▶ [GOAL]: Go through the material below and report how many lines contain "ACGB". Give only the number.

▶ [PROVIDED MATERIAL]:
________________________

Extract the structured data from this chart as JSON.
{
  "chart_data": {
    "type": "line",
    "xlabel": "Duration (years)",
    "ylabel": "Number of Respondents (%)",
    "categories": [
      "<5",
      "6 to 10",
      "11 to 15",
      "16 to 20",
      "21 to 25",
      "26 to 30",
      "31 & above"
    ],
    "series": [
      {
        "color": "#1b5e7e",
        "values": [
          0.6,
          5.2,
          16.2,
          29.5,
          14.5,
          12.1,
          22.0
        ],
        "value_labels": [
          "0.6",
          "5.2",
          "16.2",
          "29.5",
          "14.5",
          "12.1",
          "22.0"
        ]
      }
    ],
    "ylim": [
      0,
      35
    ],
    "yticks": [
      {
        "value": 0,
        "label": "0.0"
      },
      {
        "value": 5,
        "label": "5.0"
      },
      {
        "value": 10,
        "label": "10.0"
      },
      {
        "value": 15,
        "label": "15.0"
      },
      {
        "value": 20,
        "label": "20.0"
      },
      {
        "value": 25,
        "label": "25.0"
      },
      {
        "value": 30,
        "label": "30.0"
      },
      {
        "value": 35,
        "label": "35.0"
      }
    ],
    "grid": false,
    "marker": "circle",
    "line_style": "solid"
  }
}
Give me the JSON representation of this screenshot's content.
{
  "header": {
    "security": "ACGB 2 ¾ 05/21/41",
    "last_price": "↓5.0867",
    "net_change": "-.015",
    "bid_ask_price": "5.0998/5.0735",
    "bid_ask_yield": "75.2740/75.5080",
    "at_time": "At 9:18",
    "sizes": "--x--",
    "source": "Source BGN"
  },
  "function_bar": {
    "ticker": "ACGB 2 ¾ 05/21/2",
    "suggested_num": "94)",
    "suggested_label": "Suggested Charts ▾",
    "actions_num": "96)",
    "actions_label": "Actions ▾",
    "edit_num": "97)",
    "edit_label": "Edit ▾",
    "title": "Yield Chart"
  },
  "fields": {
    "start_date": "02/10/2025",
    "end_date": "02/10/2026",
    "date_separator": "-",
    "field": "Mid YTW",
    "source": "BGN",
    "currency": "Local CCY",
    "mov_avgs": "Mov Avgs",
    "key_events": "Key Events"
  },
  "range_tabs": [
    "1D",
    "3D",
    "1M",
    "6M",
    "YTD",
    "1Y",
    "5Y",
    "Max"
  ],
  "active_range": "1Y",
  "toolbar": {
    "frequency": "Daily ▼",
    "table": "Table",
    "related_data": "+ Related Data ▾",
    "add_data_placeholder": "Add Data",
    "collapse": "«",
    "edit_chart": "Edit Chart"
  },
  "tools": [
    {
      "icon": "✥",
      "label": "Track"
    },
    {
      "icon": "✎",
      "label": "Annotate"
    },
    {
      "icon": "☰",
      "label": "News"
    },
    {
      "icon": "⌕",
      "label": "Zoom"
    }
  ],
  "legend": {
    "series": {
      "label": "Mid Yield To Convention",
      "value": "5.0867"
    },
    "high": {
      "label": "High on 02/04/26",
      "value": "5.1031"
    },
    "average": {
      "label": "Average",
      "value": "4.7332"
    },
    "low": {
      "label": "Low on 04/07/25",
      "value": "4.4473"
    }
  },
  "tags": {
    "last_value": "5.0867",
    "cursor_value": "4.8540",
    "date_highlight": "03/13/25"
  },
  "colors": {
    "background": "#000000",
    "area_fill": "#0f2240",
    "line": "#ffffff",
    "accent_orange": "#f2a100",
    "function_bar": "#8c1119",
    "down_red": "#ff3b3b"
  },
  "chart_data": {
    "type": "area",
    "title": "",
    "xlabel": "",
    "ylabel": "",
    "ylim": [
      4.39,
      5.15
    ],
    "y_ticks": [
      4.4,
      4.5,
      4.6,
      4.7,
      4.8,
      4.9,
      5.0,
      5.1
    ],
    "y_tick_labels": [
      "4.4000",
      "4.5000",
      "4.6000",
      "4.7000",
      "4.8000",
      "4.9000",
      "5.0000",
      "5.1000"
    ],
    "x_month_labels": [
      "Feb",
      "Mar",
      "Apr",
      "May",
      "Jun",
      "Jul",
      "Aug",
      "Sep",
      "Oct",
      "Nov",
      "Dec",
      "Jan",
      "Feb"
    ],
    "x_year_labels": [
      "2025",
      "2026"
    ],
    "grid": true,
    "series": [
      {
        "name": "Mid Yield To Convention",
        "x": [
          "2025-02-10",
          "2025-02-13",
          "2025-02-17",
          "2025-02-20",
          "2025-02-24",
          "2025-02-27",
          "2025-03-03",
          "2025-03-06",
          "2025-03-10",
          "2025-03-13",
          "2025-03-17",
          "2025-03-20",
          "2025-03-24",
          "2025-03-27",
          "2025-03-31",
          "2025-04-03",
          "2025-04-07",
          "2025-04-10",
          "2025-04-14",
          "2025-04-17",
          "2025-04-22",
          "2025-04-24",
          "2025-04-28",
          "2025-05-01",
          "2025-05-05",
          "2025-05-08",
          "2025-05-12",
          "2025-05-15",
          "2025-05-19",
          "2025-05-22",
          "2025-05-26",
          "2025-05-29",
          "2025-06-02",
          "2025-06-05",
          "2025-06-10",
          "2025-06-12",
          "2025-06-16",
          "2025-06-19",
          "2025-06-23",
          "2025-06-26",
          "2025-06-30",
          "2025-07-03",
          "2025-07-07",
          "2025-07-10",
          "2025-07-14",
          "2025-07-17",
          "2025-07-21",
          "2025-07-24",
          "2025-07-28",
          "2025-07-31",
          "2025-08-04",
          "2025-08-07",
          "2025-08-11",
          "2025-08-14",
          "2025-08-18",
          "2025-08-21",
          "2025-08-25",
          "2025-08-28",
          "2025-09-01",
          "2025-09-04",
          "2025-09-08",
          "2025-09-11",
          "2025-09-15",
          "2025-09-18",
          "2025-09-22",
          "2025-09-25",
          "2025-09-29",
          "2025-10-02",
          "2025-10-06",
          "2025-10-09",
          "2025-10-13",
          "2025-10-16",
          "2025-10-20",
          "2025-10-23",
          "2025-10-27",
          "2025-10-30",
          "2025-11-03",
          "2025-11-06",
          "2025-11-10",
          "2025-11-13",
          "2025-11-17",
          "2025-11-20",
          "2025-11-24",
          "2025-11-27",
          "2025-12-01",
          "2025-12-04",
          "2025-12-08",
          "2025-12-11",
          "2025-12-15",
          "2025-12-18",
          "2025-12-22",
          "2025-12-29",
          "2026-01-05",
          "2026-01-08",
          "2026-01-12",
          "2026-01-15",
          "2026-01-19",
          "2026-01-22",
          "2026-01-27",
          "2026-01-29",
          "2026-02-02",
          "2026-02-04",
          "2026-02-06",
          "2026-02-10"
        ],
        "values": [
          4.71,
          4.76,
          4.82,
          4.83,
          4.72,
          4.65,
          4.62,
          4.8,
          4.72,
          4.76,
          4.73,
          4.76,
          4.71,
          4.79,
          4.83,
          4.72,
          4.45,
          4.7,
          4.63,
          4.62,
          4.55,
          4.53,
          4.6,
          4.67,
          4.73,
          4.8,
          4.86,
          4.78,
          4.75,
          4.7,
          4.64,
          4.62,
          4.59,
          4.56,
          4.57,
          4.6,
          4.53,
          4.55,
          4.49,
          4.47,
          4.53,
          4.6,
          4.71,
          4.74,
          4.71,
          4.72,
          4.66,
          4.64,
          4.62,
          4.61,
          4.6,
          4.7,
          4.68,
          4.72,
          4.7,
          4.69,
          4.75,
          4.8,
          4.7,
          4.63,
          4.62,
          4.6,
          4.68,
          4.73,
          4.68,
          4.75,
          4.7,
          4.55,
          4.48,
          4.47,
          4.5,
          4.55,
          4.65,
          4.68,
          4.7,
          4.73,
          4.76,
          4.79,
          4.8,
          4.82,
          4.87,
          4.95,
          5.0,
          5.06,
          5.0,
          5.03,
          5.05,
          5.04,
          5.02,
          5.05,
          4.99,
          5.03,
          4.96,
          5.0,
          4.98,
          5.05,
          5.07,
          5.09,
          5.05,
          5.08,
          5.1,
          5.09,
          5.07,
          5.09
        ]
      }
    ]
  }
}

________________________

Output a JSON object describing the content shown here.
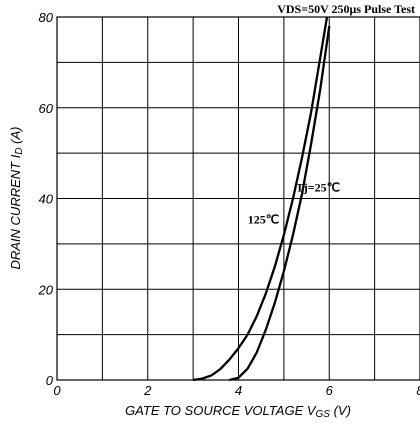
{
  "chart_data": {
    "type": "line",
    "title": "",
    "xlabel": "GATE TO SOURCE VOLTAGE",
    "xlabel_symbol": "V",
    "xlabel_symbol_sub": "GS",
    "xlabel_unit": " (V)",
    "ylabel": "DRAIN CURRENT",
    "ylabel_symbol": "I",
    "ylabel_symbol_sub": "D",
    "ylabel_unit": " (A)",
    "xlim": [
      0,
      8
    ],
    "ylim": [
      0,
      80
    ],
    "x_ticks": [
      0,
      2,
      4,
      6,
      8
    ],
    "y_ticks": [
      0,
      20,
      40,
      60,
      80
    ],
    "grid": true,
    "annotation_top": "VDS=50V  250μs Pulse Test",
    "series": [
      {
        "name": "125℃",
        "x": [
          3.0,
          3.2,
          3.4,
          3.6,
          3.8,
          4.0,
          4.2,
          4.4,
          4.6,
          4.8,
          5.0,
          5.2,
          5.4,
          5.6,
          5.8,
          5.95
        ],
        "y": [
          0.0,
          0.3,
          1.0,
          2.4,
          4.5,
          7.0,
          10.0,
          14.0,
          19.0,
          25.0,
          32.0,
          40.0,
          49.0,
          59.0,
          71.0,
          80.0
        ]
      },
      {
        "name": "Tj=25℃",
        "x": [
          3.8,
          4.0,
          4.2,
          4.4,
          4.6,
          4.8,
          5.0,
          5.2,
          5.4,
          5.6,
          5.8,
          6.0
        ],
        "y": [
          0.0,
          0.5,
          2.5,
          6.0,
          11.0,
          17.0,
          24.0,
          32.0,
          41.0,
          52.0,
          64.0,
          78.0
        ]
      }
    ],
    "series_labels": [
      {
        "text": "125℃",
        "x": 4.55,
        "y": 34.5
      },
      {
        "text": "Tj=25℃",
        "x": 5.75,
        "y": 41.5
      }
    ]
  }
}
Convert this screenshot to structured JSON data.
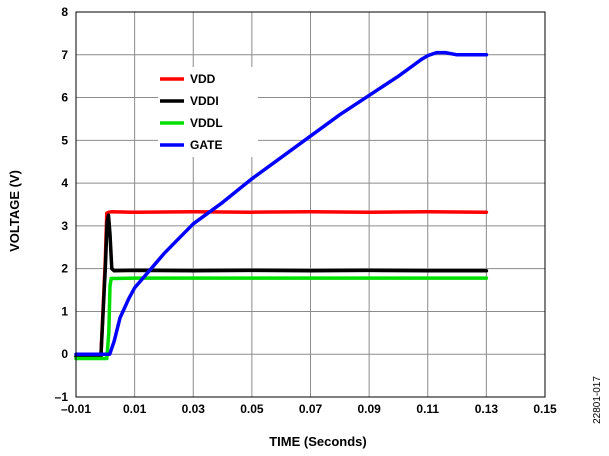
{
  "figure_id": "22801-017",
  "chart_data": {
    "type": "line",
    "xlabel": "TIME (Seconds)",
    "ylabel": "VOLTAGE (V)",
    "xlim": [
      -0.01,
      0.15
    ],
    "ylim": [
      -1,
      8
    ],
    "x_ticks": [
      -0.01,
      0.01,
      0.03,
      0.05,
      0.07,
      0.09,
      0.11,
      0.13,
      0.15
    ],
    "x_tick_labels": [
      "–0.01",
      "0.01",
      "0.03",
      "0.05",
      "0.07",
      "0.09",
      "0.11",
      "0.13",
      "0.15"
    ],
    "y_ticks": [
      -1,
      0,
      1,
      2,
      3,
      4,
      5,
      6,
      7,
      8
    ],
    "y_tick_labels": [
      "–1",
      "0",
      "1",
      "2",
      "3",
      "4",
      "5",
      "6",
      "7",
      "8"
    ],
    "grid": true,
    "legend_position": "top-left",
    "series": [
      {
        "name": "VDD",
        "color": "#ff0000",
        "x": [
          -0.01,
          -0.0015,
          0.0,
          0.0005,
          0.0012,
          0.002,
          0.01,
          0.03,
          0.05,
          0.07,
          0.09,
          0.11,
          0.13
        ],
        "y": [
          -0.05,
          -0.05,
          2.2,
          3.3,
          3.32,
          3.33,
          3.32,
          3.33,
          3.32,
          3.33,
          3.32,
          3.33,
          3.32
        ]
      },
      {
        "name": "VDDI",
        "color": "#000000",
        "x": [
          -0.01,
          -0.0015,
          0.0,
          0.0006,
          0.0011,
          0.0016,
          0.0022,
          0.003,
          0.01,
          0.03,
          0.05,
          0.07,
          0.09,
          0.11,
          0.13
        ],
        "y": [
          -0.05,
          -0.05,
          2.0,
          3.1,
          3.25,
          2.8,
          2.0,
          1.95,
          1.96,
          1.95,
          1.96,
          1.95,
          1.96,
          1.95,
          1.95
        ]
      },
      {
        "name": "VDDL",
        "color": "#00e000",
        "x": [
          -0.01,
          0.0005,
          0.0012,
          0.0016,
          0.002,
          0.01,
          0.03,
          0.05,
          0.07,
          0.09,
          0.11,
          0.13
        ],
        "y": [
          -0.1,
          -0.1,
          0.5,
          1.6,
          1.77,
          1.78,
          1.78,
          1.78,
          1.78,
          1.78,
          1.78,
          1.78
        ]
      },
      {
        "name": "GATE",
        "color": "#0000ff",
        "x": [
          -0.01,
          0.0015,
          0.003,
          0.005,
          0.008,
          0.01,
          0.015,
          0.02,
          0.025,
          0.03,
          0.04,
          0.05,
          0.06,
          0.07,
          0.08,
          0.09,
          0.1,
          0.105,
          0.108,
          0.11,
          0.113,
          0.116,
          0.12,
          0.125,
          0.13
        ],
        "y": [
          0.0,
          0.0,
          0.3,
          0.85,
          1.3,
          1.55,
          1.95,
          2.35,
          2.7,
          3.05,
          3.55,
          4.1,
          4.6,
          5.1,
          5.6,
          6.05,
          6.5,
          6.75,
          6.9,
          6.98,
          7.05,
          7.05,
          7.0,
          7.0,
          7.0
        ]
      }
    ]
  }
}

________________________

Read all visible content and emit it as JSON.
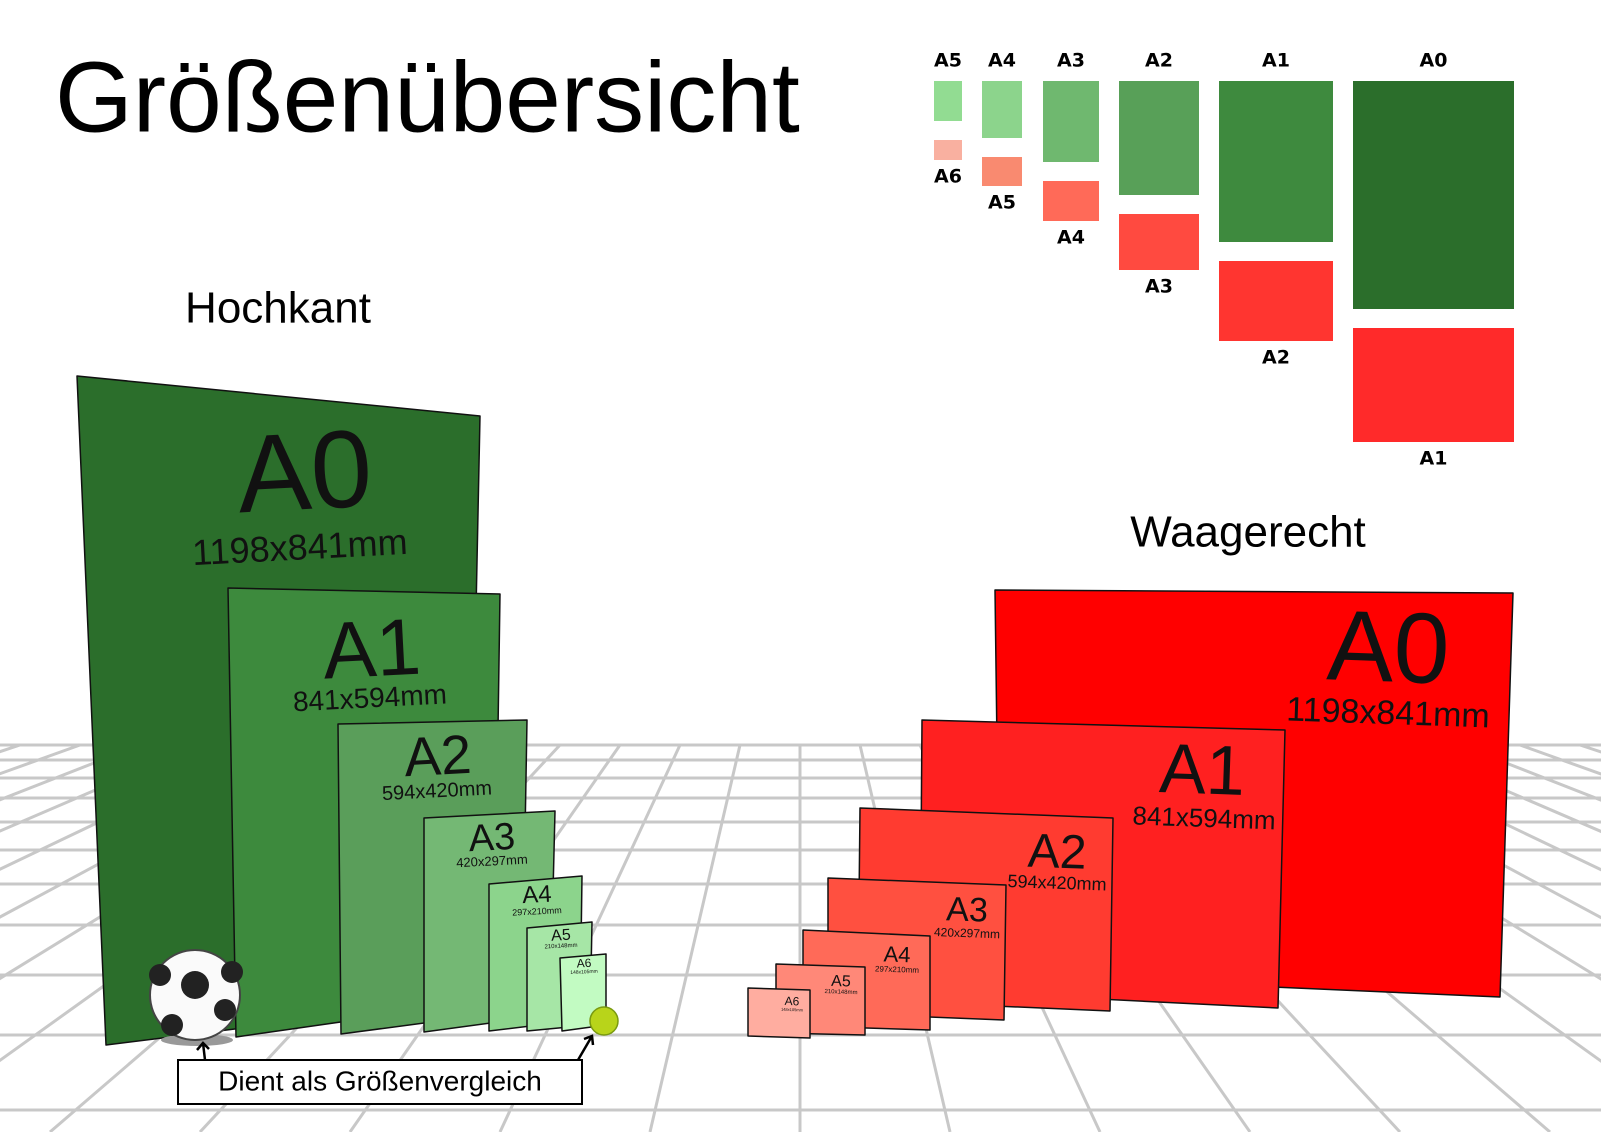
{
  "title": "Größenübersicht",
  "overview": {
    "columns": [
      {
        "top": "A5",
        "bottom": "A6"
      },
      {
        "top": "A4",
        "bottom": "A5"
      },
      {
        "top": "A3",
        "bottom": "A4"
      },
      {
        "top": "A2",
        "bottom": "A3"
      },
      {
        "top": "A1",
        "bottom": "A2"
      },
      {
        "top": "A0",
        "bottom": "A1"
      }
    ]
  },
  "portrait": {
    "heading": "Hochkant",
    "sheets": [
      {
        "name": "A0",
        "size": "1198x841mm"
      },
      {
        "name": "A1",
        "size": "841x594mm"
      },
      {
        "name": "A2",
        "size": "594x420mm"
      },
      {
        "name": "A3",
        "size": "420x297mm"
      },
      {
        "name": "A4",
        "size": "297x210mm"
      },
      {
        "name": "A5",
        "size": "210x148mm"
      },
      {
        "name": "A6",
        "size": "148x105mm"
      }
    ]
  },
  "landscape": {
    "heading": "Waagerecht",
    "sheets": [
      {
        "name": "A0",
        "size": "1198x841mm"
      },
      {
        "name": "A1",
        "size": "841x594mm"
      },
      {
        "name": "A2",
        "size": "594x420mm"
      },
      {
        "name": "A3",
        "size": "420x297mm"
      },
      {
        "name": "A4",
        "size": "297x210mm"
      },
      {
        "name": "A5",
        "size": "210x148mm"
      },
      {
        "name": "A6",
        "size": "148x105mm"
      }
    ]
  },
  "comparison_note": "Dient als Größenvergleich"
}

________________________

▶ [ANSWER TO THIS EXERCISE]: 2